### [Problem details]
Wherever a line below holds the word "center", copy that line.

# # # # #

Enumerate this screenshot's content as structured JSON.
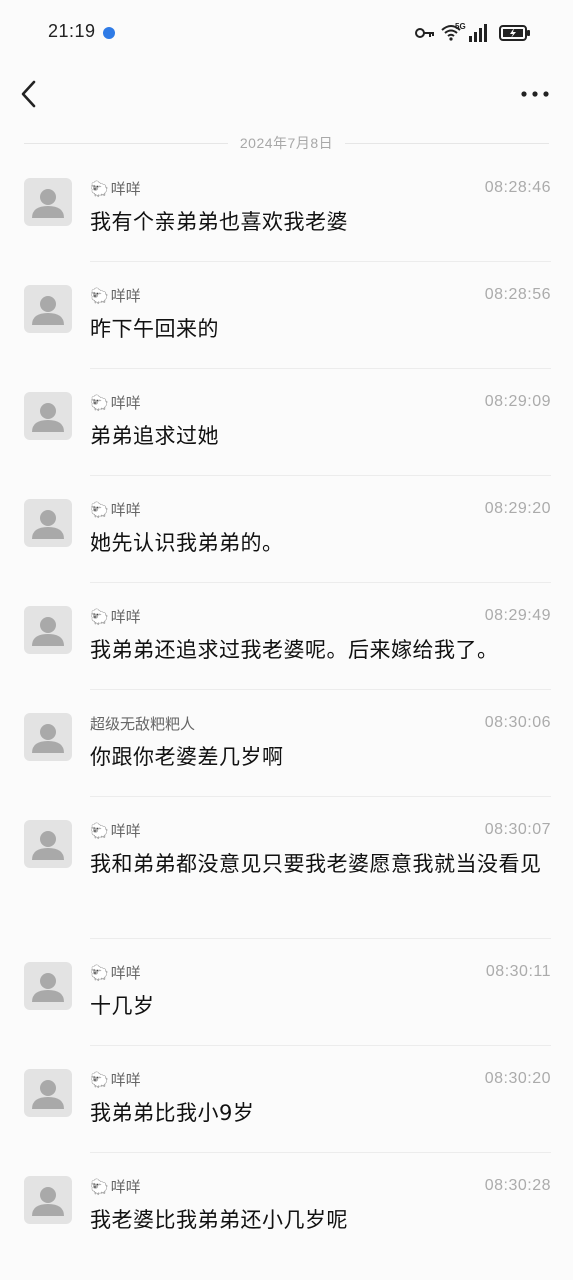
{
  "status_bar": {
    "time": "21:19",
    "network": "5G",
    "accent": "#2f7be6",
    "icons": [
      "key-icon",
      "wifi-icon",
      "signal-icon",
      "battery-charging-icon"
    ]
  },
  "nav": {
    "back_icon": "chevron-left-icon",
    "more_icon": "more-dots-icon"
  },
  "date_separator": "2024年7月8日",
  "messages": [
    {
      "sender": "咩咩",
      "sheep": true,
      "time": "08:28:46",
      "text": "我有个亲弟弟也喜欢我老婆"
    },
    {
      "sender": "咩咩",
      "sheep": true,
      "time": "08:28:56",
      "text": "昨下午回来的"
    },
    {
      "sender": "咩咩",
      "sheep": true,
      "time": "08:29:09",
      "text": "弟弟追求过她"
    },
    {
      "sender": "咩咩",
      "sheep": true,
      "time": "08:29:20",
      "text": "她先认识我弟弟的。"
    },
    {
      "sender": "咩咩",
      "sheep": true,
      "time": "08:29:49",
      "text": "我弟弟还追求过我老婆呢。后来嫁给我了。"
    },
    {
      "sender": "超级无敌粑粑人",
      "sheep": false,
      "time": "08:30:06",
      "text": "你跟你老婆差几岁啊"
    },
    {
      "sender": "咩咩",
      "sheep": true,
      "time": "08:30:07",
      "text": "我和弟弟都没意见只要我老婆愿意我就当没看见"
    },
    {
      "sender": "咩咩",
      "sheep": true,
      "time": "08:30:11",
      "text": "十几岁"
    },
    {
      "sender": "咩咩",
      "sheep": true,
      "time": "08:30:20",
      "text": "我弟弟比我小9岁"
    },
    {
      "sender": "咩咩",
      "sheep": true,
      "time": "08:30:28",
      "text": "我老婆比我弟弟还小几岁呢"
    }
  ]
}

# # # # #

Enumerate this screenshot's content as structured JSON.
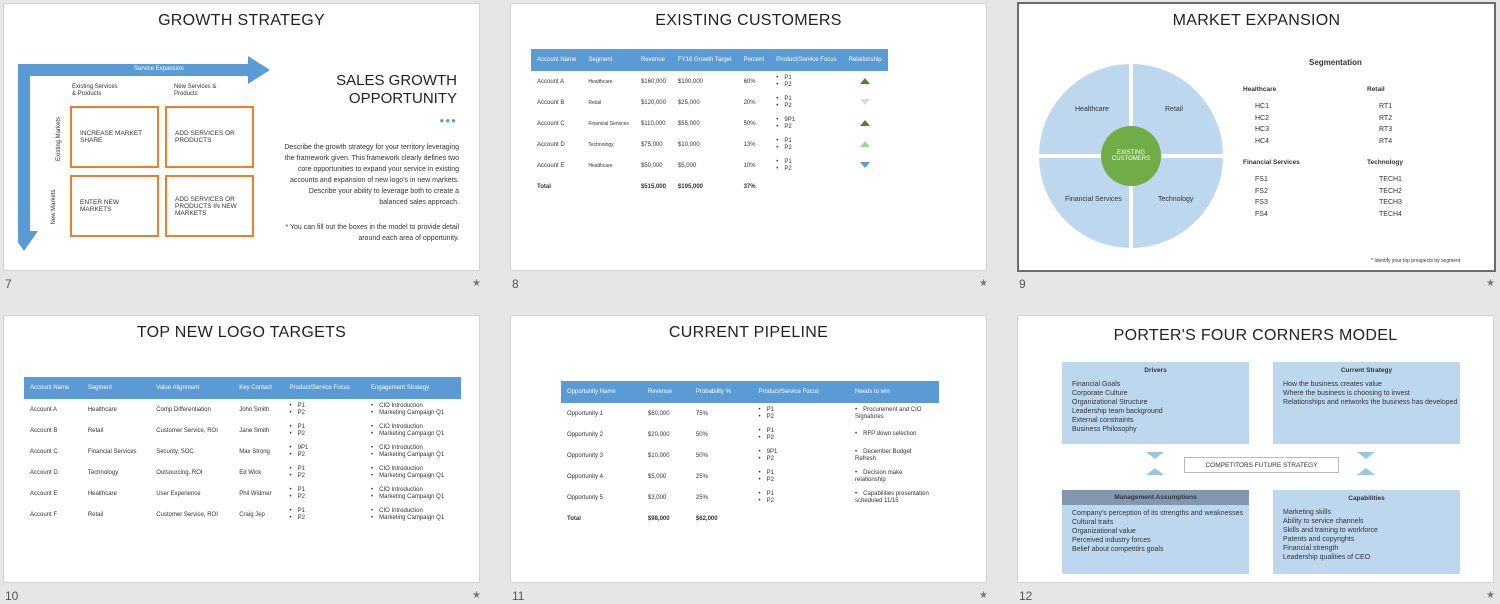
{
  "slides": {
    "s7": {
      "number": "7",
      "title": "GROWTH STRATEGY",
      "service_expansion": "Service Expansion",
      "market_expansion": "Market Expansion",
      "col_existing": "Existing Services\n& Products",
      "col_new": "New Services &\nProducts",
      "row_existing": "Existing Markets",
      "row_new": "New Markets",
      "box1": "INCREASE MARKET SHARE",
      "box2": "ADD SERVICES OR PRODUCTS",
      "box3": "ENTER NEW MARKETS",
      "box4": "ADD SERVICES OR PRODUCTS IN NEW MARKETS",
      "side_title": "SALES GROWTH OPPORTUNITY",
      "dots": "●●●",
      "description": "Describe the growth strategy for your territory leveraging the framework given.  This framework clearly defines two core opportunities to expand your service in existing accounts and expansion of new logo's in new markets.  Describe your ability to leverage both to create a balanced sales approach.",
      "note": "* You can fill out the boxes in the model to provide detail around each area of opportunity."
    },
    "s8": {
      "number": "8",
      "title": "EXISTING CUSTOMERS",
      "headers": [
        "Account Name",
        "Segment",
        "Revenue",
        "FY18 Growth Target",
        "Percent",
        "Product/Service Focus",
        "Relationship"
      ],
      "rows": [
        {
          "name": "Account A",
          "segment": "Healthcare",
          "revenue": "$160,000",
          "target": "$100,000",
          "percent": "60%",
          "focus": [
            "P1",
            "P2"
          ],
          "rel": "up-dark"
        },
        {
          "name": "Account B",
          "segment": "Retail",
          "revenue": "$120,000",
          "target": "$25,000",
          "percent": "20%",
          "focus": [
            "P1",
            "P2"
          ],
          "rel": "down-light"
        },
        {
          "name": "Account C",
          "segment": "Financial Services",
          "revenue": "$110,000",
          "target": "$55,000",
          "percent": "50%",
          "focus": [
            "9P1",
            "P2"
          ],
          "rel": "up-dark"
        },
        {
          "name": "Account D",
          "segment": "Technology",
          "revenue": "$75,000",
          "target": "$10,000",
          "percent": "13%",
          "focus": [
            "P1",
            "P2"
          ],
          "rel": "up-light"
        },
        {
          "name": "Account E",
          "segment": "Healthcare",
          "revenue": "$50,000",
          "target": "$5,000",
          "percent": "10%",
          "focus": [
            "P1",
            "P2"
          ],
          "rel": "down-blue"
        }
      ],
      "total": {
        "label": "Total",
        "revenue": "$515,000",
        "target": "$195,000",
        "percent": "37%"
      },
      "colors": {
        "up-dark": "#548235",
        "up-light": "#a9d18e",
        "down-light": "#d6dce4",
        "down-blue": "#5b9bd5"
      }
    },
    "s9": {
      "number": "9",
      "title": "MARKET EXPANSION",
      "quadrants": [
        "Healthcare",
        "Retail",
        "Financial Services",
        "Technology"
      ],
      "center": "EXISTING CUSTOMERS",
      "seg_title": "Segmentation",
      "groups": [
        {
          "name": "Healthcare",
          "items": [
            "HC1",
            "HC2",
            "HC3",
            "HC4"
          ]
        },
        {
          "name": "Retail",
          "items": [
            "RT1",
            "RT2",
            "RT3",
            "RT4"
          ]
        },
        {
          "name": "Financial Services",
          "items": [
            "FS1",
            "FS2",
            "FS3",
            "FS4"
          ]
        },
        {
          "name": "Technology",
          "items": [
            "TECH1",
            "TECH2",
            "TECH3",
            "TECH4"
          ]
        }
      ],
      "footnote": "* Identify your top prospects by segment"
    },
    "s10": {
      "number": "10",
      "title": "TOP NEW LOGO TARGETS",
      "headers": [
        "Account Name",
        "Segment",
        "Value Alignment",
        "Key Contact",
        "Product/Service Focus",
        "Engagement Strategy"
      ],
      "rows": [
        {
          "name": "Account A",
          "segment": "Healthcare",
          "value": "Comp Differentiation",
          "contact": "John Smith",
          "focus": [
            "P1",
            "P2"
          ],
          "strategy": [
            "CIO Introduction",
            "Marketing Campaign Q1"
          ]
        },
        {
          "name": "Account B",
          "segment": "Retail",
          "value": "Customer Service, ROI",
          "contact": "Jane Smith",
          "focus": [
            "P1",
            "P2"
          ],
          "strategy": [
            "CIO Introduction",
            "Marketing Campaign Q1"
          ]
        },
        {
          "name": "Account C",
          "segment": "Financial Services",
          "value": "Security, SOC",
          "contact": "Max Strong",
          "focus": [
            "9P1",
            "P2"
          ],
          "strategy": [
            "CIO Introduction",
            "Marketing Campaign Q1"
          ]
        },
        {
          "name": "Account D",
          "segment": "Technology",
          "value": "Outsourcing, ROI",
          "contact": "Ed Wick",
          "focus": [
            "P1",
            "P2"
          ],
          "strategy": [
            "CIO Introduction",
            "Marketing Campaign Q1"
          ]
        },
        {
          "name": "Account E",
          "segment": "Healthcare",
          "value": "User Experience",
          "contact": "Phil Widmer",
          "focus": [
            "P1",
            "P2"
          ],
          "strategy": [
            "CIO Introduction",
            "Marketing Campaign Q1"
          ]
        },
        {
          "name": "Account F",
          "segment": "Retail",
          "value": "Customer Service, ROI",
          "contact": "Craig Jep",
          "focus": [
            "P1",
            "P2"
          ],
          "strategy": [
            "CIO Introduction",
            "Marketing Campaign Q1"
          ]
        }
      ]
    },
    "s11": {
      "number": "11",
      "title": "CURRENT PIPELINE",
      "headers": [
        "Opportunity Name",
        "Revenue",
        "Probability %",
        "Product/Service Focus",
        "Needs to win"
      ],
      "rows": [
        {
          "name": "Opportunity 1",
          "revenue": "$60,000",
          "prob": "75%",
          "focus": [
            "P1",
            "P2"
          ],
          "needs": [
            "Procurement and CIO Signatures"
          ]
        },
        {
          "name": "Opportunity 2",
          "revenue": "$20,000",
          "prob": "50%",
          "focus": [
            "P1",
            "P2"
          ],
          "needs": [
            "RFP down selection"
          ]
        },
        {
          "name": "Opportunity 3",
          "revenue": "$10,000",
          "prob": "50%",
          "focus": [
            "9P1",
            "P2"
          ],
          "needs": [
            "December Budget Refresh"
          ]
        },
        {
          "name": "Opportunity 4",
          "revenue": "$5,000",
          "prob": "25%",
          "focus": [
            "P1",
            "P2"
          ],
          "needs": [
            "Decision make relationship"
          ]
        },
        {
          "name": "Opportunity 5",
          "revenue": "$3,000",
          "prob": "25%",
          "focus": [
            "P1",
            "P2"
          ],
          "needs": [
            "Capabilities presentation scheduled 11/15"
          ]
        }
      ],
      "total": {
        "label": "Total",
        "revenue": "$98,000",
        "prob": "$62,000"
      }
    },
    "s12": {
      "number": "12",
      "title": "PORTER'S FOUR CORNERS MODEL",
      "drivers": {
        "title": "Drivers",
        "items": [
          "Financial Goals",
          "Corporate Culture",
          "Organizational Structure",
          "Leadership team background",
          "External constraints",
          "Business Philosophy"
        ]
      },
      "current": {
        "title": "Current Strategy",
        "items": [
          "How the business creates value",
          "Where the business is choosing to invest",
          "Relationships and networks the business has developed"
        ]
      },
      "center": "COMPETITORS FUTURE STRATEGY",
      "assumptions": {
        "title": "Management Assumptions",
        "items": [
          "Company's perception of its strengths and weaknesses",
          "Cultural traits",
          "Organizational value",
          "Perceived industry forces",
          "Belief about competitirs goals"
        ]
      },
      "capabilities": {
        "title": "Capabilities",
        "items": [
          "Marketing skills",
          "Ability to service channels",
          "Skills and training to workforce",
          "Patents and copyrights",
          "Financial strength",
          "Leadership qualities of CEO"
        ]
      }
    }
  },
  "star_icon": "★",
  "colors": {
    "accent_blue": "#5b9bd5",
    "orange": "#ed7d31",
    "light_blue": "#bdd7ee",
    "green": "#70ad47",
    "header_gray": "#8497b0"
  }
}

# # # # #

### [Output of the exercise]
      "center": "EXISTING CUSTOMERS",
      "center": "COMPETITORS FUTURE STRATEGY",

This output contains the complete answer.